Would you write out the listing verbatim and skip every picture in it?

## Task inputs
┄┄┄┄┄┄

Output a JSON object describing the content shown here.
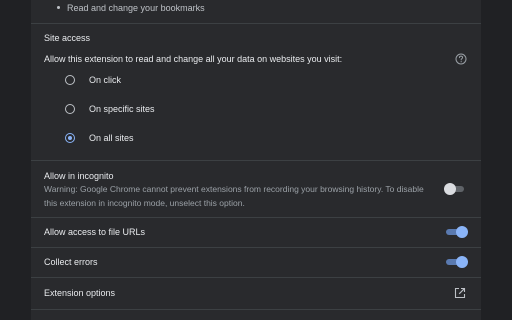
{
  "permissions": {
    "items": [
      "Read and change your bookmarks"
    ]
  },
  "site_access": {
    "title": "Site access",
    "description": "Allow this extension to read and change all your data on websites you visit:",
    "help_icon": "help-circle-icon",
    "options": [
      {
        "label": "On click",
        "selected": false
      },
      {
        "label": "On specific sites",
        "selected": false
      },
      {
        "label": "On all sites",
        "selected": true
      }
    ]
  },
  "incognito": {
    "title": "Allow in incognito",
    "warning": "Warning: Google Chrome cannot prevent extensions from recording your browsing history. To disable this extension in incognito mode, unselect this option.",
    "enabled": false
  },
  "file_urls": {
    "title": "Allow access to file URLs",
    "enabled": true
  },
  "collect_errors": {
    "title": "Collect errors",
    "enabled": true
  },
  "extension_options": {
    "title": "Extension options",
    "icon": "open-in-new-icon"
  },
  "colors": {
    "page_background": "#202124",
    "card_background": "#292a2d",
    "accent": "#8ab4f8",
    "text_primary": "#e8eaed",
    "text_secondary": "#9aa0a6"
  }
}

┄┄┄┄┄┄

## Completed exercise
Output a JSON object describing the content shown here.
{
  "permissions": {
    "items": [
      "Read and change your bookmarks"
    ]
  },
  "site_access": {
    "title": "Site access",
    "description": "Allow this extension to read and change all your data on websites you visit:",
    "help_icon": "help-circle-icon",
    "options": [
      {
        "label": "On click",
        "selected": false
      },
      {
        "label": "On specific sites",
        "selected": false
      },
      {
        "label": "On all sites",
        "selected": true
      }
    ]
  },
  "incognito": {
    "title": "Allow in incognito",
    "warning": "Warning: Google Chrome cannot prevent extensions from recording your browsing history. To disable this extension in incognito mode, unselect this option.",
    "enabled": false
  },
  "file_urls": {
    "title": "Allow access to file URLs",
    "enabled": true
  },
  "collect_errors": {
    "title": "Collect errors",
    "enabled": true
  },
  "extension_options": {
    "title": "Extension options",
    "icon": "open-in-new-icon"
  },
  "colors": {
    "page_background": "#202124",
    "card_background": "#292a2d",
    "accent": "#8ab4f8",
    "text_primary": "#e8eaed",
    "text_secondary": "#9aa0a6"
  }
}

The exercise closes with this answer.